Exercise objective: Omit all pictures and give the records below again exactly as written.

* START Data section *

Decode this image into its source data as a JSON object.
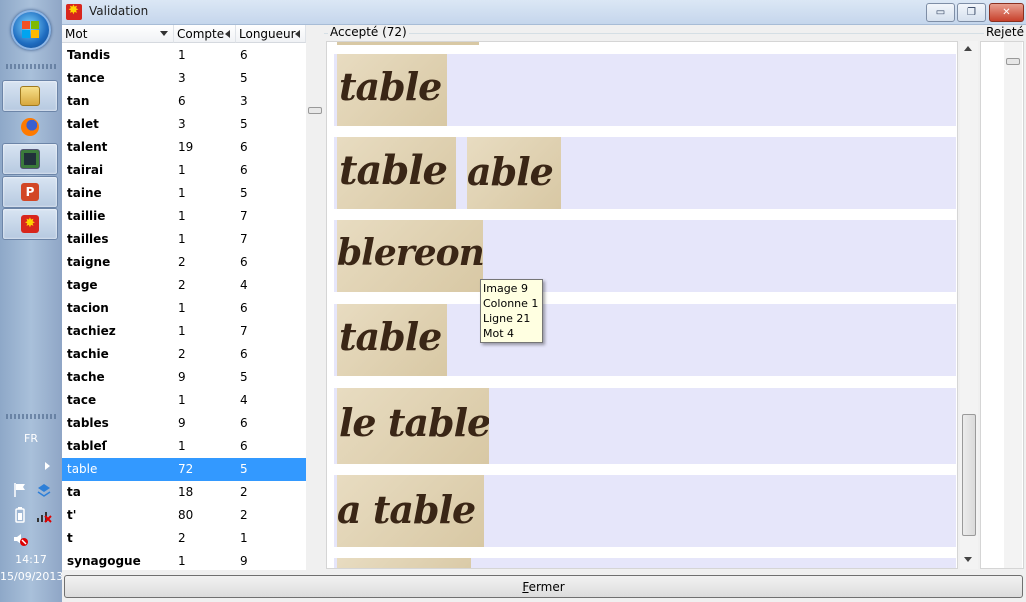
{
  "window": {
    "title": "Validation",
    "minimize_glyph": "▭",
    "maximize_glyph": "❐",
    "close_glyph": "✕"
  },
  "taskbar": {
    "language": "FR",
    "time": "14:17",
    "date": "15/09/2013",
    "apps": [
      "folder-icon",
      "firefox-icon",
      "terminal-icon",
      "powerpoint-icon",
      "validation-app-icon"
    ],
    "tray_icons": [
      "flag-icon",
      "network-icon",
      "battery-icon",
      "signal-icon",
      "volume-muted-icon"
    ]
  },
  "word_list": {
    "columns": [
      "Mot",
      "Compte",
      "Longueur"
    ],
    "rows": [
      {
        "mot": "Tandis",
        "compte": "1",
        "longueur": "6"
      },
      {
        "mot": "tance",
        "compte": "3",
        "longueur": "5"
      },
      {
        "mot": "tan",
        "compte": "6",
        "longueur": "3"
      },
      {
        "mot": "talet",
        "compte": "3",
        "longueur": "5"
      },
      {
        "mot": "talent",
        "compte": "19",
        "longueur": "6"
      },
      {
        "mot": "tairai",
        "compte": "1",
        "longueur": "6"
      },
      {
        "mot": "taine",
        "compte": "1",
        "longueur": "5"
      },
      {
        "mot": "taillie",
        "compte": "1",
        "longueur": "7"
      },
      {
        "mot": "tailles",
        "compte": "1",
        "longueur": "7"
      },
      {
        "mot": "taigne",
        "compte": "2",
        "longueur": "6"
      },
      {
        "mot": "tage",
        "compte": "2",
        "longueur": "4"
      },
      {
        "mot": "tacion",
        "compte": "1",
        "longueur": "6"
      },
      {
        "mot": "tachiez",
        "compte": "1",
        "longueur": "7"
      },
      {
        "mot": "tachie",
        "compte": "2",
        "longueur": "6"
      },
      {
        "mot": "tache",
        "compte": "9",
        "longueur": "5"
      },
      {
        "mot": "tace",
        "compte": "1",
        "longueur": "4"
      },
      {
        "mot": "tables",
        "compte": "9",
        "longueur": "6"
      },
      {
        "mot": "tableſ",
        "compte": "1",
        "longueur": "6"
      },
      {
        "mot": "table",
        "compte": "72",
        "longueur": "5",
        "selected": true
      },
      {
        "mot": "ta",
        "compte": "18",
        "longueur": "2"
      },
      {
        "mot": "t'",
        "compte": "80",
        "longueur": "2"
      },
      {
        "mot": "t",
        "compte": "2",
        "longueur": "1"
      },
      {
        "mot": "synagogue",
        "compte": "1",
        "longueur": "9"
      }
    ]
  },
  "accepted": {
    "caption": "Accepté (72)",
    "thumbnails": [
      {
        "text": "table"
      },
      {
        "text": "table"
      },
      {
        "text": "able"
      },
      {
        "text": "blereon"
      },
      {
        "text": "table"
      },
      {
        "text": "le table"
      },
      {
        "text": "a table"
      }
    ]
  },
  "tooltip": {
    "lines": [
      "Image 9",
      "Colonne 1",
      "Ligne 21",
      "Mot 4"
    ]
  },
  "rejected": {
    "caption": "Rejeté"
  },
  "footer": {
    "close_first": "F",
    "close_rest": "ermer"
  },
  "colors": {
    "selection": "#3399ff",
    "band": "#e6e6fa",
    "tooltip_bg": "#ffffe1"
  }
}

* END Data section *

The result:
Decode this image into its source data as a JSON object.
{
  "window": {
    "title": "Validation",
    "minimize_glyph": "▭",
    "maximize_glyph": "❐",
    "close_glyph": "✕"
  },
  "taskbar": {
    "language": "FR",
    "time": "14:17",
    "date": "15/09/2013",
    "apps": [
      "folder-icon",
      "firefox-icon",
      "terminal-icon",
      "powerpoint-icon",
      "validation-app-icon"
    ],
    "tray_icons": [
      "flag-icon",
      "network-icon",
      "battery-icon",
      "signal-icon",
      "volume-muted-icon"
    ]
  },
  "word_list": {
    "columns": [
      "Mot",
      "Compte",
      "Longueur"
    ],
    "rows": [
      {
        "mot": "Tandis",
        "compte": "1",
        "longueur": "6"
      },
      {
        "mot": "tance",
        "compte": "3",
        "longueur": "5"
      },
      {
        "mot": "tan",
        "compte": "6",
        "longueur": "3"
      },
      {
        "mot": "talet",
        "compte": "3",
        "longueur": "5"
      },
      {
        "mot": "talent",
        "compte": "19",
        "longueur": "6"
      },
      {
        "mot": "tairai",
        "compte": "1",
        "longueur": "6"
      },
      {
        "mot": "taine",
        "compte": "1",
        "longueur": "5"
      },
      {
        "mot": "taillie",
        "compte": "1",
        "longueur": "7"
      },
      {
        "mot": "tailles",
        "compte": "1",
        "longueur": "7"
      },
      {
        "mot": "taigne",
        "compte": "2",
        "longueur": "6"
      },
      {
        "mot": "tage",
        "compte": "2",
        "longueur": "4"
      },
      {
        "mot": "tacion",
        "compte": "1",
        "longueur": "6"
      },
      {
        "mot": "tachiez",
        "compte": "1",
        "longueur": "7"
      },
      {
        "mot": "tachie",
        "compte": "2",
        "longueur": "6"
      },
      {
        "mot": "tache",
        "compte": "9",
        "longueur": "5"
      },
      {
        "mot": "tace",
        "compte": "1",
        "longueur": "4"
      },
      {
        "mot": "tables",
        "compte": "9",
        "longueur": "6"
      },
      {
        "mot": "tableſ",
        "compte": "1",
        "longueur": "6"
      },
      {
        "mot": "table",
        "compte": "72",
        "longueur": "5",
        "selected": true
      },
      {
        "mot": "ta",
        "compte": "18",
        "longueur": "2"
      },
      {
        "mot": "t'",
        "compte": "80",
        "longueur": "2"
      },
      {
        "mot": "t",
        "compte": "2",
        "longueur": "1"
      },
      {
        "mot": "synagogue",
        "compte": "1",
        "longueur": "9"
      }
    ]
  },
  "accepted": {
    "caption": "Accepté (72)",
    "thumbnails": [
      {
        "text": "table"
      },
      {
        "text": "table"
      },
      {
        "text": "able"
      },
      {
        "text": "blereon"
      },
      {
        "text": "table"
      },
      {
        "text": "le table"
      },
      {
        "text": "a table"
      }
    ]
  },
  "tooltip": {
    "lines": [
      "Image 9",
      "Colonne 1",
      "Ligne 21",
      "Mot 4"
    ]
  },
  "rejected": {
    "caption": "Rejeté"
  },
  "footer": {
    "close_first": "F",
    "close_rest": "ermer"
  },
  "colors": {
    "selection": "#3399ff",
    "band": "#e6e6fa",
    "tooltip_bg": "#ffffe1"
  }
}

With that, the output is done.